Which lines in the material below contain the word "Status"? Copy each of them.

### RECORDS PROVIDED ###

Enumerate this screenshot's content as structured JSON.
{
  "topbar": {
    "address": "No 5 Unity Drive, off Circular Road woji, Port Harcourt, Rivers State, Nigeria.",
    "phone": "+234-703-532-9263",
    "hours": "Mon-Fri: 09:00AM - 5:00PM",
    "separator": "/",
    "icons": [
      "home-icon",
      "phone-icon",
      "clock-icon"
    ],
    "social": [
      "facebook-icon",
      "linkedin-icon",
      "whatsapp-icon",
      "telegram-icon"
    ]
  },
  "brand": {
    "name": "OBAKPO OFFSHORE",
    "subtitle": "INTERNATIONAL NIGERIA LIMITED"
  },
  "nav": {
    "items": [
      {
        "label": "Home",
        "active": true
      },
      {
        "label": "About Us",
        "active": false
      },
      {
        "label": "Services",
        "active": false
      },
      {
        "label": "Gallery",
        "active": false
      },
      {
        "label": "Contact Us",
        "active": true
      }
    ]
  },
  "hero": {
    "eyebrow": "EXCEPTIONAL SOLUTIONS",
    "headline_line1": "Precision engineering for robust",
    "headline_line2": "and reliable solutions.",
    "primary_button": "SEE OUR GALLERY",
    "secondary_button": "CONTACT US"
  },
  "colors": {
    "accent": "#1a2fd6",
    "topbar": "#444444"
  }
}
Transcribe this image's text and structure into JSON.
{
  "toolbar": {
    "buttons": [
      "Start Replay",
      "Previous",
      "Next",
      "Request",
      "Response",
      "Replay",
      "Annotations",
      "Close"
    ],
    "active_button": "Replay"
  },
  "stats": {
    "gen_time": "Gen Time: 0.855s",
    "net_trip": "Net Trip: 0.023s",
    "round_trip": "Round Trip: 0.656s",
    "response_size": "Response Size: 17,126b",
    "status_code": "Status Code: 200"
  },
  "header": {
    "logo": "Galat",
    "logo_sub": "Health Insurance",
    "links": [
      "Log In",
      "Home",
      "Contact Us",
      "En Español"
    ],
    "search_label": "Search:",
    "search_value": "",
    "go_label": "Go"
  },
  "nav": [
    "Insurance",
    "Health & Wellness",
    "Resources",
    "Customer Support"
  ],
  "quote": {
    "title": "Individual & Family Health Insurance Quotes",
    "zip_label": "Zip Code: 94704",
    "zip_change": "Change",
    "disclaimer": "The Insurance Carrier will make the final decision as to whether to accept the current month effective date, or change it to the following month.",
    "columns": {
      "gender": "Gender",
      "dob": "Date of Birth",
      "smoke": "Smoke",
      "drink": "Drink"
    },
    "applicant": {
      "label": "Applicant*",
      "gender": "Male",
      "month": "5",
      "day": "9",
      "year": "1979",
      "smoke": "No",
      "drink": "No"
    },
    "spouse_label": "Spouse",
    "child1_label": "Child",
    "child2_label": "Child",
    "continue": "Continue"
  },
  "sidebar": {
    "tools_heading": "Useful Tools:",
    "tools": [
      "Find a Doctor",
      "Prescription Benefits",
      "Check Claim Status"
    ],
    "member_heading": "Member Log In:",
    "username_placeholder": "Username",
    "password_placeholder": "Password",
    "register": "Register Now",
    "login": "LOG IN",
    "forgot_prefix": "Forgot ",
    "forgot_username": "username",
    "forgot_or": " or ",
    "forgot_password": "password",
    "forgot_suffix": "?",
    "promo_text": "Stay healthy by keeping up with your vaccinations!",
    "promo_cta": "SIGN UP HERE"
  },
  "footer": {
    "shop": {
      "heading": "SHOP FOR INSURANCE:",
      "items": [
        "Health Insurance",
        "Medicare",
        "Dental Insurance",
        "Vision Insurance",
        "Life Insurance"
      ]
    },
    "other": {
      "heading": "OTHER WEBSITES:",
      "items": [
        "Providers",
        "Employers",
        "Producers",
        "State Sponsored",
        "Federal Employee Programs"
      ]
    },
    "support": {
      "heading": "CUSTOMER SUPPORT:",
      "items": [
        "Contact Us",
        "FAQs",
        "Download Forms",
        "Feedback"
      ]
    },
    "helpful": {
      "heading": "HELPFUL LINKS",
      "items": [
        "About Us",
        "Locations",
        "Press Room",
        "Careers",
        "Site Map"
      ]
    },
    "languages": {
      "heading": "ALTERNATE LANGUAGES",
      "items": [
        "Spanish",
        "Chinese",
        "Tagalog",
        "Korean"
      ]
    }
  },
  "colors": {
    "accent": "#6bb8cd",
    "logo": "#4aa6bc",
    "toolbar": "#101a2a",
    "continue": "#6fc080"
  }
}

###

■ OUTPUT BELOW ■
    "status_code": "Status Code: 200"
      "Check Claim Status"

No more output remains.